**SOURCE TEXT**
----
American physician (1917-1995)

Thomas Clark Chalmers (New York City – , Lebanon, New Hampshire) was famous for his role in the development of the randomized controlled trial and meta-analysis in medical research.

Chalmers began his higher education as an English major at Yale College. He obtained his medical degree from Columbia University College of Physicians and Surgeons in 1943. He spent one year as an intern at the NewYork-Presbyterian Hospital, and completed his residency at the Boston City Hospital.

Chalmers' interest in medical research began while working for the United States Army in Japan, where he conducted clinical trials investigating the treatment of hepatitis among Korean War soldiers. After returning to the United States, he spent 13 years as chief of medical services at Lemuel Shattuck Hospital in Boston. He also held academic positions at Tufts University School of Medicine and Harvard Medical School. From 1968 to 1973 he held a number of appointments in Washington, DC: assistant director at the United States Department of Veterans Affairs, followed by concurrent positions as associate director of the National Institutes of Health (NIH) and Director of the NIH Clinical Center.

From 1973 to 1983 he was president and dean of the Mount Sinai School of Medicine (MSSM). While at MSSM, he established the Department of Geriatrics (the first in the United States), and, following his commitment to the application of the scientific method and biostatistics to medical practice he established the Department of Biostatistics.

After leaving Mount Sinai, he became chairman of the board of directors of the Dartmouth-Hitchcock Medical Center, Lebanon, New Hampshire.

Chalmers was president of the American Association for the Study of Liver Disease (1959) and president of the American Gastroenterological Association (1969). In 1981, he was awarded the Jacobi Medallion by the Mount Sinai Alumni "for distinguished achievement in the field of medicine or extraordinary service to the Hospital, the School, or the Alumni."
----
**WORK ORDER 1**
Return the part of the Chalmers biography from "American physician (1917-1995)" up to and including "in medical research.", copied word for word.
**WORK ORDER 2**
Decide whether each statement agrees with the Chalmers biography, answering yes or no and quoting the words that settle it: (a) Chalmers received his medical degree from Yale College. (b) At the Mount Sinai School of Medicine, Chalmers founded a Department of Geriatrics. (c) Chalmers was president of the American Gastroenterological Association in 1959.
**WORK ORDER 3**
Write what comes next in the Chalmers biography, picking up after its final sentence.
The lines after this point come from a separate source and have no connection to the Chalmers biography.

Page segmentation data
----
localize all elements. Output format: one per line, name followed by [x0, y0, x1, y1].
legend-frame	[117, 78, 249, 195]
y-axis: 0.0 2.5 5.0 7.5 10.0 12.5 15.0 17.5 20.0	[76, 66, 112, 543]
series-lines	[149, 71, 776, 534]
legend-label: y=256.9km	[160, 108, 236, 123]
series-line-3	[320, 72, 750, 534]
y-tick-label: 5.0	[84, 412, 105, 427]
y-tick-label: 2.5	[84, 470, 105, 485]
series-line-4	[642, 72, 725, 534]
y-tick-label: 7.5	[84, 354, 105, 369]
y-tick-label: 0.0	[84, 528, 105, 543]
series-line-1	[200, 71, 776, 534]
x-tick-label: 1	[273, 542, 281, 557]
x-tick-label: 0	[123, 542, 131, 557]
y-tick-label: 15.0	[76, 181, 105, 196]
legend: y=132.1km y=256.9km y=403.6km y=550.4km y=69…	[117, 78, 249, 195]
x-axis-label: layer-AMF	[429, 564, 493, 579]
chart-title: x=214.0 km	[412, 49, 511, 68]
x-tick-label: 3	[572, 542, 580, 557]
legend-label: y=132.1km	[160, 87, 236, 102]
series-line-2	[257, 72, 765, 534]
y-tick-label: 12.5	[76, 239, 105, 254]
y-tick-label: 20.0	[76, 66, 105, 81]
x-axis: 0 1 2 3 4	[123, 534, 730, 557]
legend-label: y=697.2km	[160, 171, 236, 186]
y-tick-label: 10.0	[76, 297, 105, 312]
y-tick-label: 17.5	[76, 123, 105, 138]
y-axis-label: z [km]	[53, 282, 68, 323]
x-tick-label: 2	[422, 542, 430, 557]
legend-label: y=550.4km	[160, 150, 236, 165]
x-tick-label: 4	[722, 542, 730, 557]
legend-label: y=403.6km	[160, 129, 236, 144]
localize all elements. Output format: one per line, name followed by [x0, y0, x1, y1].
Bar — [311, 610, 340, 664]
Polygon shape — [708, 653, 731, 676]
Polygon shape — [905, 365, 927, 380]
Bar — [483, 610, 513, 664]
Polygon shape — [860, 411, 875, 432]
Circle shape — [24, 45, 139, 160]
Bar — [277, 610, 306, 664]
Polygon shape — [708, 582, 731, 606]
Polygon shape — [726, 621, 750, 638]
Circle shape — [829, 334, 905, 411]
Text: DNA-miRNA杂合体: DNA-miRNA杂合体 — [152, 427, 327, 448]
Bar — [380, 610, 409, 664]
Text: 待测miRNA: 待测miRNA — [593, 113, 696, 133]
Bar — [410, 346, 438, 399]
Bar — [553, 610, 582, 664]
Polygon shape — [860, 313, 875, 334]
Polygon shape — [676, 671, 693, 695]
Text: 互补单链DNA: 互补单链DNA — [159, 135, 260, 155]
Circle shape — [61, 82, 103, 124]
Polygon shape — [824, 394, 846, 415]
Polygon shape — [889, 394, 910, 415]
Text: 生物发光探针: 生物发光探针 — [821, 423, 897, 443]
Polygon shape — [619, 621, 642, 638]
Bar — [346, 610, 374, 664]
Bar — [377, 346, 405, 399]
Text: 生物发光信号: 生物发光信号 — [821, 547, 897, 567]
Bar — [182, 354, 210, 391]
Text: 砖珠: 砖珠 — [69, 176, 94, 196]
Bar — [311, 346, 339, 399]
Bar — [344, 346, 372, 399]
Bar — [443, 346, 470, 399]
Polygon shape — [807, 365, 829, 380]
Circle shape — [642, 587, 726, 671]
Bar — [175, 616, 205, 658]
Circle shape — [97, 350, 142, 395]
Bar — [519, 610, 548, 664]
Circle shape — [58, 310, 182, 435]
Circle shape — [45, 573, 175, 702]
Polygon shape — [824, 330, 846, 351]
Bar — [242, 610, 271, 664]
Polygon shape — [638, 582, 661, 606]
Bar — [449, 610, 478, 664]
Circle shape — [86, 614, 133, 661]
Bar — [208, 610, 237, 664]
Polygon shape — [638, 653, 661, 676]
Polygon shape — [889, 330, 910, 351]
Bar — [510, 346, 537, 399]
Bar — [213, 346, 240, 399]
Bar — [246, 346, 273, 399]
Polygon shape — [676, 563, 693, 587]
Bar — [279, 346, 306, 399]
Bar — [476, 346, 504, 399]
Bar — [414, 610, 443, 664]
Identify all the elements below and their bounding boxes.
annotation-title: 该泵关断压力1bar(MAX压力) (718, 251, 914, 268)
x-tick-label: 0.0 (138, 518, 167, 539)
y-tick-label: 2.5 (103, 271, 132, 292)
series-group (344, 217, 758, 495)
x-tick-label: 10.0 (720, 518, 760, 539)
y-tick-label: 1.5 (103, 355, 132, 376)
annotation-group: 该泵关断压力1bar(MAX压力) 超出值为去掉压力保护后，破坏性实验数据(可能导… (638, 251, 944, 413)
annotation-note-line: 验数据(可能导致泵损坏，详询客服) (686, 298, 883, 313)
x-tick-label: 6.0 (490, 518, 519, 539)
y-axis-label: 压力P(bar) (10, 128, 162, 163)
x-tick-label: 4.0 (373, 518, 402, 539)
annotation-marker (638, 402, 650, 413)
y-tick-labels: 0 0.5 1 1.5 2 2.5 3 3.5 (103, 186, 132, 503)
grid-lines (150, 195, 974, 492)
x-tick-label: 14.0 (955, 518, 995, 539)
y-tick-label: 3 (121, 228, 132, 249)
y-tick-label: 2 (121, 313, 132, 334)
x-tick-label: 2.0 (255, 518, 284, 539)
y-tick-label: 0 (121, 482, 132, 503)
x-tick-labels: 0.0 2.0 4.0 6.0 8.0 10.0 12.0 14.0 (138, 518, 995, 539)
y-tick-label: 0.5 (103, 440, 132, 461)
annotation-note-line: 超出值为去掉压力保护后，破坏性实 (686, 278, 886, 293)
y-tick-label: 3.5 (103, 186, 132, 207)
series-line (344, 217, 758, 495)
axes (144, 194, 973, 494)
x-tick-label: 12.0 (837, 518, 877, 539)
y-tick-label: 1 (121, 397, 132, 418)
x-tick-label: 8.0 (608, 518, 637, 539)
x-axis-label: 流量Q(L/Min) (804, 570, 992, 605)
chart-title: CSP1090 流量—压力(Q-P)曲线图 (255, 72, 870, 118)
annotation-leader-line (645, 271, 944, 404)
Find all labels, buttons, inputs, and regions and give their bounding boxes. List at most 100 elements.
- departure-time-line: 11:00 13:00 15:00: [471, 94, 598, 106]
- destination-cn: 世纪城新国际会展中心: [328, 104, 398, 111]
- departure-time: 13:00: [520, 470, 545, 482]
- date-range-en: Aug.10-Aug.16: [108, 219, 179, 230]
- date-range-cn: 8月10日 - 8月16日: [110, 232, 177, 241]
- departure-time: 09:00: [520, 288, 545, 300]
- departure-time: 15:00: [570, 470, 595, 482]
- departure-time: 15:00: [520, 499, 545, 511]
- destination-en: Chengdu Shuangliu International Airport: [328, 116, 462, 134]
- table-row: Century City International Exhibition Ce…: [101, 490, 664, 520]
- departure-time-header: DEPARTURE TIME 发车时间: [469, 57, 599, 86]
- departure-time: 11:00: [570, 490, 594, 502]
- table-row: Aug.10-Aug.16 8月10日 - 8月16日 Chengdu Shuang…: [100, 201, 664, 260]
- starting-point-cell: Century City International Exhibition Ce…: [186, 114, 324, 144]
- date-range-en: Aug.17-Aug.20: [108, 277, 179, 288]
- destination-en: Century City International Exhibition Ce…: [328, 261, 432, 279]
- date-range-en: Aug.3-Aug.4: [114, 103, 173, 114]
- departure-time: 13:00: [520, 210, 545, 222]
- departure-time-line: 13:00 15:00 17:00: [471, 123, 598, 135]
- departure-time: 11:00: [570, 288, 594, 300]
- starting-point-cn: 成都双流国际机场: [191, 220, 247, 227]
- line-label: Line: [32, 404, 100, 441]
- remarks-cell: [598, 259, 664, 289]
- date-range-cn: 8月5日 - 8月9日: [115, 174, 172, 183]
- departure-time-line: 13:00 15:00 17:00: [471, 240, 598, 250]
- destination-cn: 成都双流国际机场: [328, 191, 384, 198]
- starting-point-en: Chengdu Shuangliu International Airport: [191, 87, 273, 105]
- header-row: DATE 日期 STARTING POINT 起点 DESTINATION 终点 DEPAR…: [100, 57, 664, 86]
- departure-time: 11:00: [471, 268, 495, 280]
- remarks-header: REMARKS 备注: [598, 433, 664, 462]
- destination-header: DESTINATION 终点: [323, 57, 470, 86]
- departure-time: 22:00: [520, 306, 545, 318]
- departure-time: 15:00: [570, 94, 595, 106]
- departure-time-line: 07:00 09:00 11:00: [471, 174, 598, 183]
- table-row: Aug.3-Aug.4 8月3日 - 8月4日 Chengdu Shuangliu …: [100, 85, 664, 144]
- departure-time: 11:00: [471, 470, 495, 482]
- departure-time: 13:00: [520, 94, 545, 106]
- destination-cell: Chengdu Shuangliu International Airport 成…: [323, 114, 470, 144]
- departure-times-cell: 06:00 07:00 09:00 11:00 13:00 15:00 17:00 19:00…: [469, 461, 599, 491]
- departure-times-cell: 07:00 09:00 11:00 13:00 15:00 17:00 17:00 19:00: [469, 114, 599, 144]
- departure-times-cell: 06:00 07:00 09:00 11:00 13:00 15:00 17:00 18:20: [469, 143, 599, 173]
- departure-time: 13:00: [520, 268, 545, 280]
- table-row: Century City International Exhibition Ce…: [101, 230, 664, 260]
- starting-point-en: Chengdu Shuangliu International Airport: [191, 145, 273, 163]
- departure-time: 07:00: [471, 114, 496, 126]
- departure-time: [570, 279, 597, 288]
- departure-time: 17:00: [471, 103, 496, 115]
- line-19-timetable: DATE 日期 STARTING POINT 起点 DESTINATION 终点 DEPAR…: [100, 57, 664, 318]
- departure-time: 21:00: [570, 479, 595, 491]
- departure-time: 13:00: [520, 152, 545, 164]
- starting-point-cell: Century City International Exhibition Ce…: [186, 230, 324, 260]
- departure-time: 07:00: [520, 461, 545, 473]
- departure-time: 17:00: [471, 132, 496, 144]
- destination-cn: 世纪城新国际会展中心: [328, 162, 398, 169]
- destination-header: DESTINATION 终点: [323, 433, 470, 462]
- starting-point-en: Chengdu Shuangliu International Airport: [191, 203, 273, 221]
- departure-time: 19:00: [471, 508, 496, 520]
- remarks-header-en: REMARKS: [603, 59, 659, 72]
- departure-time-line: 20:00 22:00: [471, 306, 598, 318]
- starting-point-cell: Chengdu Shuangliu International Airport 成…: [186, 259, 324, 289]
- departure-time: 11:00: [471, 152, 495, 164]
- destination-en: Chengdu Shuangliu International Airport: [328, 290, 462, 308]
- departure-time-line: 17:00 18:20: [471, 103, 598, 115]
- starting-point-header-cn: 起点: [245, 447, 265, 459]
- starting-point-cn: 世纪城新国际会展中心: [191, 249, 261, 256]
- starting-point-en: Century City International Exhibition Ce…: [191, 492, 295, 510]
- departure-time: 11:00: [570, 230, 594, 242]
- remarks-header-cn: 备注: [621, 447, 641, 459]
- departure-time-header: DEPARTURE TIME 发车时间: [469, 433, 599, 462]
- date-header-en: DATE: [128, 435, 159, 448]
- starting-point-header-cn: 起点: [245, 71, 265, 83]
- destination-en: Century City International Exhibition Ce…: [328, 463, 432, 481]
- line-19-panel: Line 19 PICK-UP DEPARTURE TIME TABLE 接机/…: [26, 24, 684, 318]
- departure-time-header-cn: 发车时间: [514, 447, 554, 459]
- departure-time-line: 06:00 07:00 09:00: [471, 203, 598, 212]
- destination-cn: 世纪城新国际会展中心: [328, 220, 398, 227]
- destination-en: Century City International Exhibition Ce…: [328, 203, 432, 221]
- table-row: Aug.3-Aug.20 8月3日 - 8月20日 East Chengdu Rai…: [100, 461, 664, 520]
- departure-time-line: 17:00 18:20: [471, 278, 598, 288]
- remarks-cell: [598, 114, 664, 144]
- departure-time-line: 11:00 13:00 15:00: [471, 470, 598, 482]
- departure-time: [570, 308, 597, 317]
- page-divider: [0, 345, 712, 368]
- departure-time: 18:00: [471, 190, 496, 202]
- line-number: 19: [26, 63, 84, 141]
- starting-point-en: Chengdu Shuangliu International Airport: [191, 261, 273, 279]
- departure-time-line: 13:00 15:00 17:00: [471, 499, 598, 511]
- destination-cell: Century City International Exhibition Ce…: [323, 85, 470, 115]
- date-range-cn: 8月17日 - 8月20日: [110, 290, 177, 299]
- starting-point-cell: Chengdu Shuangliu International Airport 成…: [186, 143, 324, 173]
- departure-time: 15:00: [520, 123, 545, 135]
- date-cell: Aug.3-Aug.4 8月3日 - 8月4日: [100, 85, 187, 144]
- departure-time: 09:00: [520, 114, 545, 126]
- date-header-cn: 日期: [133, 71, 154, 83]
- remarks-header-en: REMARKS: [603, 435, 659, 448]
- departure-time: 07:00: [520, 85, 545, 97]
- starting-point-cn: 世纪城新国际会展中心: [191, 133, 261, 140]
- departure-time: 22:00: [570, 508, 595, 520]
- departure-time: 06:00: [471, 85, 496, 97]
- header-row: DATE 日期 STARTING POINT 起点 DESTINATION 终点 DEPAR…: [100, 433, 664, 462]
----
**EXPECTED ANSWER 1**
American physician (1917-1995)

Thomas Clark Chalmers (New York City – , Lebanon, New Hampshire) was famous for his role in the development of the randomized controlled trial and meta-analysis in medical research.

**EXPECTED ANSWER 2**
(a) No: "He obtained his medical degree from Columbia University College of Physicians and Surgeons in 1943."
(b) Yes: "he established the Department of Geriatrics (the first in the United States)"
(c) No: "president of the American Gastroenterological Association (1969)"

**EXPECTED ANSWER 3**
Chalmers is known for his role in the retraction of a 1976 study by Mount Sinai researcher Arthur Langer, which had identified asbestos in common talc based products. Upon receiving pressure from executives from Johnson and Johnson (the major manufacturer of talc baby powder), he issued a retraction of Langer's work, stating: “It is the opinion of Mount Sinai’s Department of Pediatrics that baby talc is a useful and safe product.” This action is considered by some to have significantly deterred or delayed further inquiries into the presence of asbestos in talc products. It would later be revealed that the products had indeed contained asbestos, and the product would be linked to the numerous deaths in the US and abroad.

His papers were donated to the National Library of Medicine by the Thomas C. Chalmers Centre for Systematic Reviews. Since 1994 the Thomas C Chalmers MD award has been presented annually at the Cochrane Colloquium for the presentation which best addresses methodological issues related to systematic reviews and demonstrates originality of thought, high quality science, relevance for the advancement of the science of systematic reviews, and clarity of presentation.